= WRITTEN REQUEST =
Reproduce every line of the records verbatim, omitting the pictures.

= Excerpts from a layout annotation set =
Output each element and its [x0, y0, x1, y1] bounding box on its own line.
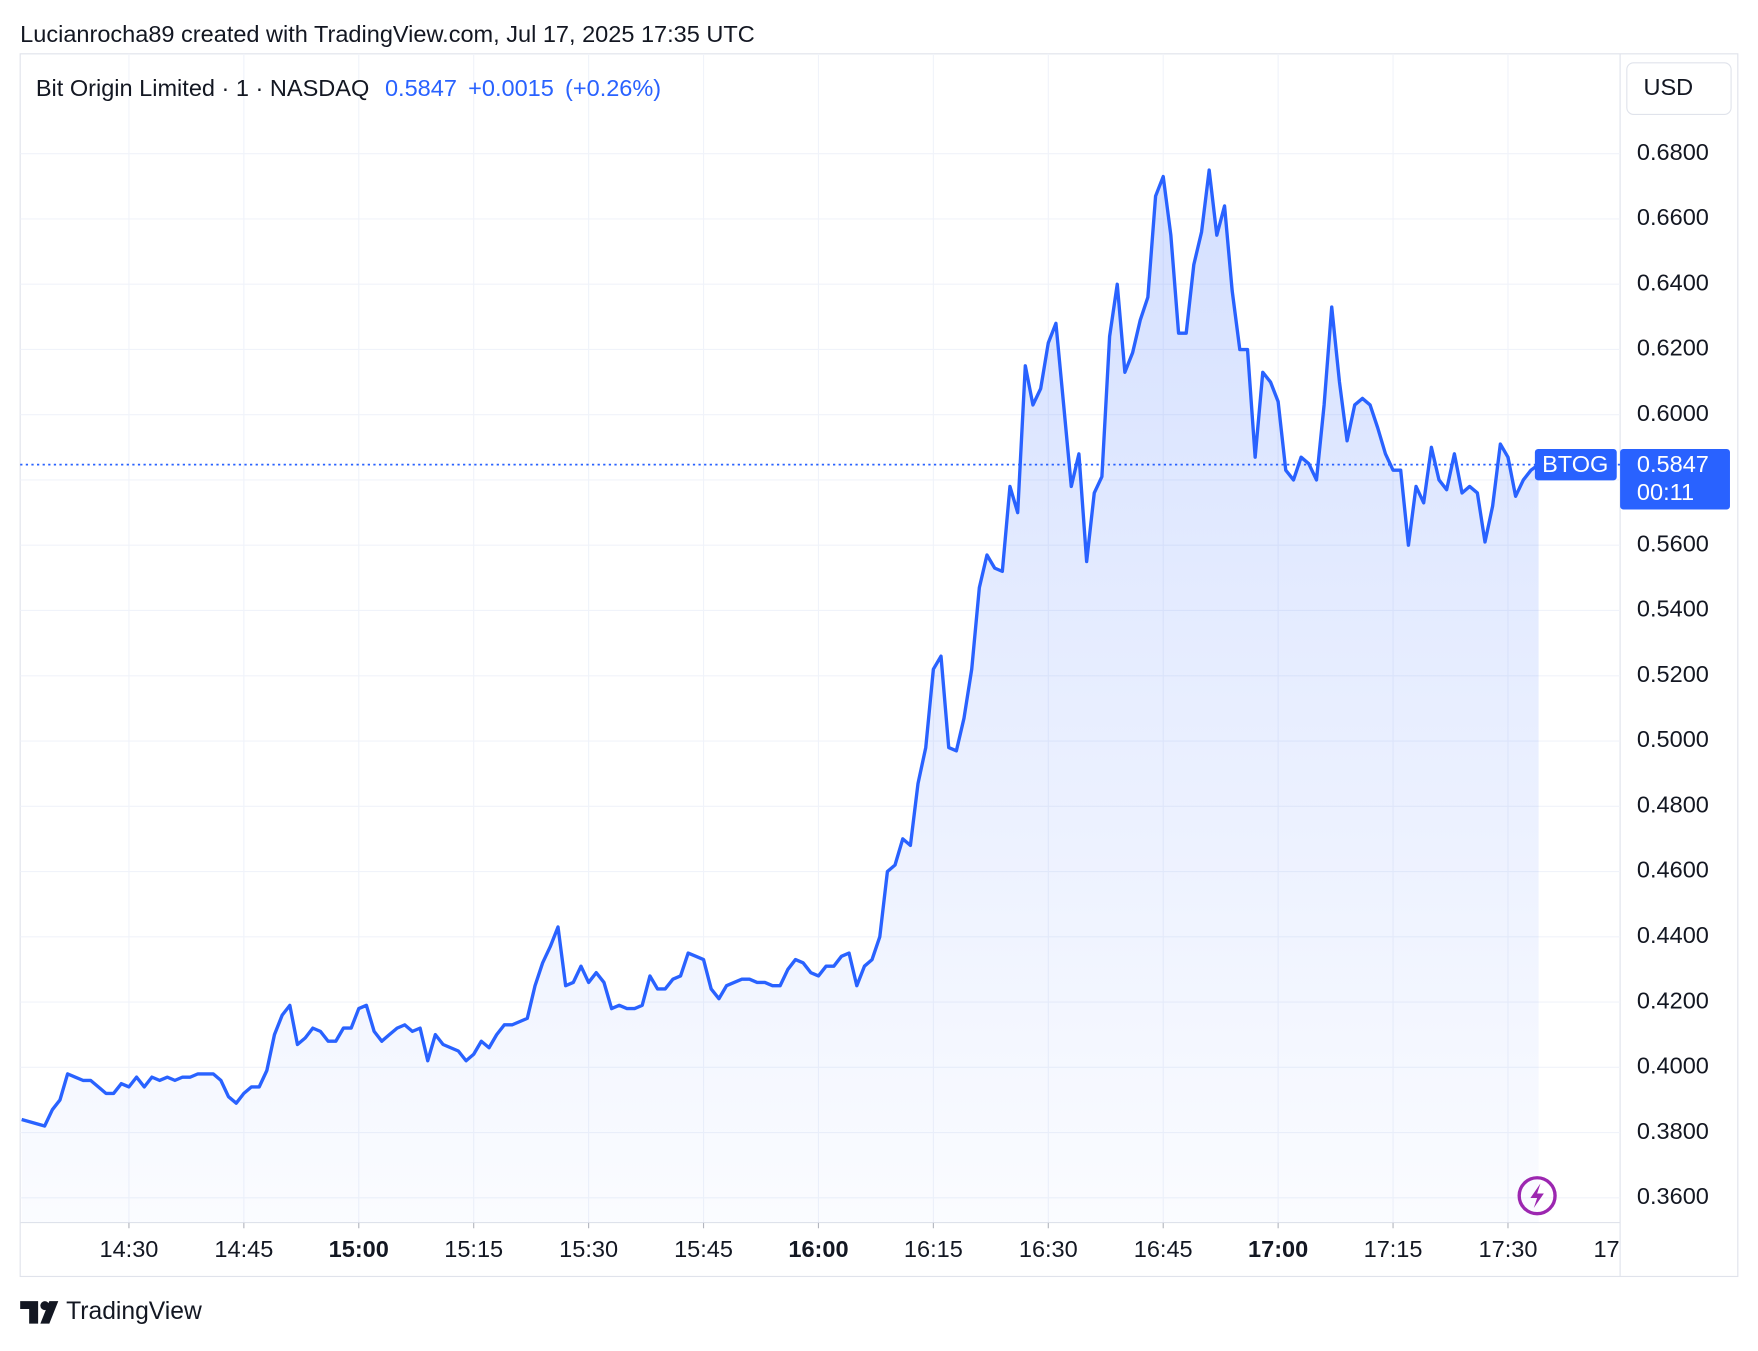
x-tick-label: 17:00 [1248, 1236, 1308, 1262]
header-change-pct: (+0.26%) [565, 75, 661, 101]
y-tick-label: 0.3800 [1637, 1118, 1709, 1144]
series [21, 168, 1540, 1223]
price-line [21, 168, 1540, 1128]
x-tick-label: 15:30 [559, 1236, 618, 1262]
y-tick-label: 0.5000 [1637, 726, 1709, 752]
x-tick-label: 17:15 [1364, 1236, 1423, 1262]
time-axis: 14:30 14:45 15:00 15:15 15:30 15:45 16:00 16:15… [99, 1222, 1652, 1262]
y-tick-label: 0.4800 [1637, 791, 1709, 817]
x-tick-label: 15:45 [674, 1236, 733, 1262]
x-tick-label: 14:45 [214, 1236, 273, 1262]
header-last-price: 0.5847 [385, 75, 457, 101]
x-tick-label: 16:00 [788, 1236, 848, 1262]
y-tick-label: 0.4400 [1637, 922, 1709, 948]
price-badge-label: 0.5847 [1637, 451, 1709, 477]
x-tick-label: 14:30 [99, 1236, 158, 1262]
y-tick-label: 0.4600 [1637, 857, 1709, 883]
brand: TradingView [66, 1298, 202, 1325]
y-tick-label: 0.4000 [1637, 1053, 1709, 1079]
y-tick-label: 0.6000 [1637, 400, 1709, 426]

= ANSWER FOR THE TASK =
Output each element and its [x0, y0, x1, y1] bounding box on its own line.
x-tick-label: 17:00 [1248, 1236, 1308, 1262]
header-change-pct: (+0.26%) [565, 75, 661, 101]
y-tick-label: 0.3800 [1637, 1118, 1709, 1144]
series [21, 168, 1540, 1223]
price-line [21, 168, 1540, 1128]
x-tick-label: 15:30 [559, 1236, 618, 1262]
y-tick-label: 0.5000 [1637, 726, 1709, 752]
x-tick-label: 17:15 [1364, 1236, 1423, 1262]
time-axis: 14:30 14:45 15:00 15:15 15:30 15:45 16:00 16:15… [99, 1222, 1652, 1262]
y-tick-label: 0.4800 [1637, 791, 1709, 817]
x-tick-label: 15:45 [674, 1236, 733, 1262]
x-tick-label: 14:45 [214, 1236, 273, 1262]
header-last-price: 0.5847 [385, 75, 457, 101]
x-tick-label: 16:00 [788, 1236, 848, 1262]
y-tick-label: 0.4400 [1637, 922, 1709, 948]
price-badge-label: 0.5847 [1637, 451, 1709, 477]
x-tick-label: 14:30 [99, 1236, 158, 1262]
y-tick-label: 0.4600 [1637, 857, 1709, 883]
brand: TradingView [66, 1298, 202, 1325]
y-tick-label: 0.4000 [1637, 1053, 1709, 1079]
y-tick-label: 0.6000 [1637, 400, 1709, 426]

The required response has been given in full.